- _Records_

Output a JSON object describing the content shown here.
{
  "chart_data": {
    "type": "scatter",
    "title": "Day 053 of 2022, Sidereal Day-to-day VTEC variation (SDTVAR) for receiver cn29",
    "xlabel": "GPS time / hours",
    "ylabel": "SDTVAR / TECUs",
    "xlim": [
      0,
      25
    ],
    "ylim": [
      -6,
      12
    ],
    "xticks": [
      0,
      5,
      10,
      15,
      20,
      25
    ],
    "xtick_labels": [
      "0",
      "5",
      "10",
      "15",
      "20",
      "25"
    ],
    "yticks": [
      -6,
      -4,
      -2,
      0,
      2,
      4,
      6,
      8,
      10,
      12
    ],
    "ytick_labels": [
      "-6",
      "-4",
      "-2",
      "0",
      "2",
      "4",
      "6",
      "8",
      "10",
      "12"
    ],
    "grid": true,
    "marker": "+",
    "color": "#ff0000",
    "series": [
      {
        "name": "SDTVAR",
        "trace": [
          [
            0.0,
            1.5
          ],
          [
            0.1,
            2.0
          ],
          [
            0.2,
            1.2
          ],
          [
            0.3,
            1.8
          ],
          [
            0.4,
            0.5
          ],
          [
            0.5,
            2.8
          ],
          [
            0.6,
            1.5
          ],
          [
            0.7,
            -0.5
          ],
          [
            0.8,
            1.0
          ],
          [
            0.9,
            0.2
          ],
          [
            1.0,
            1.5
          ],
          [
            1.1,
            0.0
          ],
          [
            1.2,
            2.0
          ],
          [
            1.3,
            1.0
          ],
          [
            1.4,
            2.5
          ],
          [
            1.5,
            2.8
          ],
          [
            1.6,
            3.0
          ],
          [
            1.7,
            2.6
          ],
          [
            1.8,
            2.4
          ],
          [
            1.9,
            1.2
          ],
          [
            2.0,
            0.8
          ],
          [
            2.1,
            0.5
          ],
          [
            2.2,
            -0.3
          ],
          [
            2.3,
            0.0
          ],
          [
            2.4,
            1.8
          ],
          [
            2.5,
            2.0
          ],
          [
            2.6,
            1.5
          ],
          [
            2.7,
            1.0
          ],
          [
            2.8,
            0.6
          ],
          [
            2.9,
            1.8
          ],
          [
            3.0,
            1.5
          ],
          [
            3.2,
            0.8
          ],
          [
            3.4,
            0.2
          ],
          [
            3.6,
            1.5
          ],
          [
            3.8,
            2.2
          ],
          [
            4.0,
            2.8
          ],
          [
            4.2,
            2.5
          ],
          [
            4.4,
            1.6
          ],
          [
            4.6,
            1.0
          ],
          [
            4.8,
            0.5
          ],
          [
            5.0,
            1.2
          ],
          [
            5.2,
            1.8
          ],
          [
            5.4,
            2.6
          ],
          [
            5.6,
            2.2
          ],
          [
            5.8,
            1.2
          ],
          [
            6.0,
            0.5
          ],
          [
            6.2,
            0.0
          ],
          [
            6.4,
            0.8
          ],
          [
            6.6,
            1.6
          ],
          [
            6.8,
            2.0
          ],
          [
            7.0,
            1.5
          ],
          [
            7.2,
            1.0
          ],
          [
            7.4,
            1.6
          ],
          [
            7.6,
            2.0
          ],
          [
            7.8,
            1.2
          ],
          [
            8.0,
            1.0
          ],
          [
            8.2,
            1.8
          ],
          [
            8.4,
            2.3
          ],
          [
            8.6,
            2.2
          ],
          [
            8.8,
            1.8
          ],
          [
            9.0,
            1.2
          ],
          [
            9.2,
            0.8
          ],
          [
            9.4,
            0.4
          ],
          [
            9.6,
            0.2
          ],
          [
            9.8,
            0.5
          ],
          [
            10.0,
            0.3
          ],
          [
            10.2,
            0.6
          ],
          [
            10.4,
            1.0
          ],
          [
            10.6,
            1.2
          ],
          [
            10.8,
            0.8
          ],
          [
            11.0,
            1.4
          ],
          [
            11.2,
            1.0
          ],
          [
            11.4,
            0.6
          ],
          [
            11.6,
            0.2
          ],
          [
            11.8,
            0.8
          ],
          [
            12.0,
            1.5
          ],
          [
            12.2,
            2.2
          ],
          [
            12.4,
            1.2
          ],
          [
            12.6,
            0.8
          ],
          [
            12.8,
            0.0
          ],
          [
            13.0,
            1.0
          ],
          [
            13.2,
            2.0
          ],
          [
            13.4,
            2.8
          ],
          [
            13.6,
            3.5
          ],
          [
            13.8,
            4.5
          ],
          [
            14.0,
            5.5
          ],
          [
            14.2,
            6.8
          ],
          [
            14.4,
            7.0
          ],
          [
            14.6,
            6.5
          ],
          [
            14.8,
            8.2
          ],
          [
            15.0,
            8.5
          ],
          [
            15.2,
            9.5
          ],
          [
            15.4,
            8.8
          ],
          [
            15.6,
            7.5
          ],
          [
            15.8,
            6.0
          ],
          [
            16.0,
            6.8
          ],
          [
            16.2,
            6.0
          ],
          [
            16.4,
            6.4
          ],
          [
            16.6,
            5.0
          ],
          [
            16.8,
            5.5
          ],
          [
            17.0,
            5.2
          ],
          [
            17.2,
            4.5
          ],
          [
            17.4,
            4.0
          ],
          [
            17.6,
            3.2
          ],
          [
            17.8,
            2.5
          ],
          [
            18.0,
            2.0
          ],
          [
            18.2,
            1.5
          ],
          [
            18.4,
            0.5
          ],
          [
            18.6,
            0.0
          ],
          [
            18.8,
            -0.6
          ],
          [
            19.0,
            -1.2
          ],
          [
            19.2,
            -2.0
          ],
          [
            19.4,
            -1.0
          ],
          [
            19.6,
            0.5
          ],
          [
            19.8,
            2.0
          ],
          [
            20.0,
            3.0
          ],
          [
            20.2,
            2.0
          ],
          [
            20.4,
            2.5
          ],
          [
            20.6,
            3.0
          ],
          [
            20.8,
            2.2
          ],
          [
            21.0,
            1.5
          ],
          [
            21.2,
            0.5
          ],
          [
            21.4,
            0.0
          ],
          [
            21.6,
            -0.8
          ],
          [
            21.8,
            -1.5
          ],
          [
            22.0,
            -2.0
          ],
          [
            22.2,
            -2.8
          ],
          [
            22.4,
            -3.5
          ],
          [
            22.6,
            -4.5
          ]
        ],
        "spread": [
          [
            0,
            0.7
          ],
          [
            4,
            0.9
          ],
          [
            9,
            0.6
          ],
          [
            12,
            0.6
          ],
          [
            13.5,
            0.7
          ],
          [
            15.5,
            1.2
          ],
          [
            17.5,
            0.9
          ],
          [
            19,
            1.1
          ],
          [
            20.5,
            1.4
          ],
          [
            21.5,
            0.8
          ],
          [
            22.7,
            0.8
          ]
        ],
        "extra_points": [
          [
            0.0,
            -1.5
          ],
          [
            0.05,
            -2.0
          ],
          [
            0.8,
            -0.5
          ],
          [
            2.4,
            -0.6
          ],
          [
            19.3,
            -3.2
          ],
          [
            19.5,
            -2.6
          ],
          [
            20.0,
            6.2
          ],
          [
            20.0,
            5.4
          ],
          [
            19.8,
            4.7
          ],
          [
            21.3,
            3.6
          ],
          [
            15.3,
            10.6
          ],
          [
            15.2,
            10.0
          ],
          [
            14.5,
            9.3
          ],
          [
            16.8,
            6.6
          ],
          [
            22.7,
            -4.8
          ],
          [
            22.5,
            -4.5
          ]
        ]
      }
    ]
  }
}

- _YOUR OBJECTIVE_
Retype the whole listing, matching it exactly.

- _ANSWER FOR THIS EXERCISE_
Output a JSON object describing the content shown here.
{
  "chart_data": {
    "type": "scatter",
    "title": "Day 053 of 2022, Sidereal Day-to-day VTEC variation (SDTVAR) for receiver cn29",
    "xlabel": "GPS time / hours",
    "ylabel": "SDTVAR / TECUs",
    "xlim": [
      0,
      25
    ],
    "ylim": [
      -6,
      12
    ],
    "xticks": [
      0,
      5,
      10,
      15,
      20,
      25
    ],
    "xtick_labels": [
      "0",
      "5",
      "10",
      "15",
      "20",
      "25"
    ],
    "yticks": [
      -6,
      -4,
      -2,
      0,
      2,
      4,
      6,
      8,
      10,
      12
    ],
    "ytick_labels": [
      "-6",
      "-4",
      "-2",
      "0",
      "2",
      "4",
      "6",
      "8",
      "10",
      "12"
    ],
    "grid": true,
    "marker": "+",
    "color": "#ff0000",
    "series": [
      {
        "name": "SDTVAR",
        "trace": [
          [
            0.0,
            1.5
          ],
          [
            0.1,
            2.0
          ],
          [
            0.2,
            1.2
          ],
          [
            0.3,
            1.8
          ],
          [
            0.4,
            0.5
          ],
          [
            0.5,
            2.8
          ],
          [
            0.6,
            1.5
          ],
          [
            0.7,
            -0.5
          ],
          [
            0.8,
            1.0
          ],
          [
            0.9,
            0.2
          ],
          [
            1.0,
            1.5
          ],
          [
            1.1,
            0.0
          ],
          [
            1.2,
            2.0
          ],
          [
            1.3,
            1.0
          ],
          [
            1.4,
            2.5
          ],
          [
            1.5,
            2.8
          ],
          [
            1.6,
            3.0
          ],
          [
            1.7,
            2.6
          ],
          [
            1.8,
            2.4
          ],
          [
            1.9,
            1.2
          ],
          [
            2.0,
            0.8
          ],
          [
            2.1,
            0.5
          ],
          [
            2.2,
            -0.3
          ],
          [
            2.3,
            0.0
          ],
          [
            2.4,
            1.8
          ],
          [
            2.5,
            2.0
          ],
          [
            2.6,
            1.5
          ],
          [
            2.7,
            1.0
          ],
          [
            2.8,
            0.6
          ],
          [
            2.9,
            1.8
          ],
          [
            3.0,
            1.5
          ],
          [
            3.2,
            0.8
          ],
          [
            3.4,
            0.2
          ],
          [
            3.6,
            1.5
          ],
          [
            3.8,
            2.2
          ],
          [
            4.0,
            2.8
          ],
          [
            4.2,
            2.5
          ],
          [
            4.4,
            1.6
          ],
          [
            4.6,
            1.0
          ],
          [
            4.8,
            0.5
          ],
          [
            5.0,
            1.2
          ],
          [
            5.2,
            1.8
          ],
          [
            5.4,
            2.6
          ],
          [
            5.6,
            2.2
          ],
          [
            5.8,
            1.2
          ],
          [
            6.0,
            0.5
          ],
          [
            6.2,
            0.0
          ],
          [
            6.4,
            0.8
          ],
          [
            6.6,
            1.6
          ],
          [
            6.8,
            2.0
          ],
          [
            7.0,
            1.5
          ],
          [
            7.2,
            1.0
          ],
          [
            7.4,
            1.6
          ],
          [
            7.6,
            2.0
          ],
          [
            7.8,
            1.2
          ],
          [
            8.0,
            1.0
          ],
          [
            8.2,
            1.8
          ],
          [
            8.4,
            2.3
          ],
          [
            8.6,
            2.2
          ],
          [
            8.8,
            1.8
          ],
          [
            9.0,
            1.2
          ],
          [
            9.2,
            0.8
          ],
          [
            9.4,
            0.4
          ],
          [
            9.6,
            0.2
          ],
          [
            9.8,
            0.5
          ],
          [
            10.0,
            0.3
          ],
          [
            10.2,
            0.6
          ],
          [
            10.4,
            1.0
          ],
          [
            10.6,
            1.2
          ],
          [
            10.8,
            0.8
          ],
          [
            11.0,
            1.4
          ],
          [
            11.2,
            1.0
          ],
          [
            11.4,
            0.6
          ],
          [
            11.6,
            0.2
          ],
          [
            11.8,
            0.8
          ],
          [
            12.0,
            1.5
          ],
          [
            12.2,
            2.2
          ],
          [
            12.4,
            1.2
          ],
          [
            12.6,
            0.8
          ],
          [
            12.8,
            0.0
          ],
          [
            13.0,
            1.0
          ],
          [
            13.2,
            2.0
          ],
          [
            13.4,
            2.8
          ],
          [
            13.6,
            3.5
          ],
          [
            13.8,
            4.5
          ],
          [
            14.0,
            5.5
          ],
          [
            14.2,
            6.8
          ],
          [
            14.4,
            7.0
          ],
          [
            14.6,
            6.5
          ],
          [
            14.8,
            8.2
          ],
          [
            15.0,
            8.5
          ],
          [
            15.2,
            9.5
          ],
          [
            15.4,
            8.8
          ],
          [
            15.6,
            7.5
          ],
          [
            15.8,
            6.0
          ],
          [
            16.0,
            6.8
          ],
          [
            16.2,
            6.0
          ],
          [
            16.4,
            6.4
          ],
          [
            16.6,
            5.0
          ],
          [
            16.8,
            5.5
          ],
          [
            17.0,
            5.2
          ],
          [
            17.2,
            4.5
          ],
          [
            17.4,
            4.0
          ],
          [
            17.6,
            3.2
          ],
          [
            17.8,
            2.5
          ],
          [
            18.0,
            2.0
          ],
          [
            18.2,
            1.5
          ],
          [
            18.4,
            0.5
          ],
          [
            18.6,
            0.0
          ],
          [
            18.8,
            -0.6
          ],
          [
            19.0,
            -1.2
          ],
          [
            19.2,
            -2.0
          ],
          [
            19.4,
            -1.0
          ],
          [
            19.6,
            0.5
          ],
          [
            19.8,
            2.0
          ],
          [
            20.0,
            3.0
          ],
          [
            20.2,
            2.0
          ],
          [
            20.4,
            2.5
          ],
          [
            20.6,
            3.0
          ],
          [
            20.8,
            2.2
          ],
          [
            21.0,
            1.5
          ],
          [
            21.2,
            0.5
          ],
          [
            21.4,
            0.0
          ],
          [
            21.6,
            -0.8
          ],
          [
            21.8,
            -1.5
          ],
          [
            22.0,
            -2.0
          ],
          [
            22.2,
            -2.8
          ],
          [
            22.4,
            -3.5
          ],
          [
            22.6,
            -4.5
          ]
        ],
        "spread": [
          [
            0,
            0.7
          ],
          [
            4,
            0.9
          ],
          [
            9,
            0.6
          ],
          [
            12,
            0.6
          ],
          [
            13.5,
            0.7
          ],
          [
            15.5,
            1.2
          ],
          [
            17.5,
            0.9
          ],
          [
            19,
            1.1
          ],
          [
            20.5,
            1.4
          ],
          [
            21.5,
            0.8
          ],
          [
            22.7,
            0.8
          ]
        ],
        "extra_points": [
          [
            0.0,
            -1.5
          ],
          [
            0.05,
            -2.0
          ],
          [
            0.8,
            -0.5
          ],
          [
            2.4,
            -0.6
          ],
          [
            19.3,
            -3.2
          ],
          [
            19.5,
            -2.6
          ],
          [
            20.0,
            6.2
          ],
          [
            20.0,
            5.4
          ],
          [
            19.8,
            4.7
          ],
          [
            21.3,
            3.6
          ],
          [
            15.3,
            10.6
          ],
          [
            15.2,
            10.0
          ],
          [
            14.5,
            9.3
          ],
          [
            16.8,
            6.6
          ],
          [
            22.7,
            -4.8
          ],
          [
            22.5,
            -4.5
          ]
        ]
      }
    ]
  }
}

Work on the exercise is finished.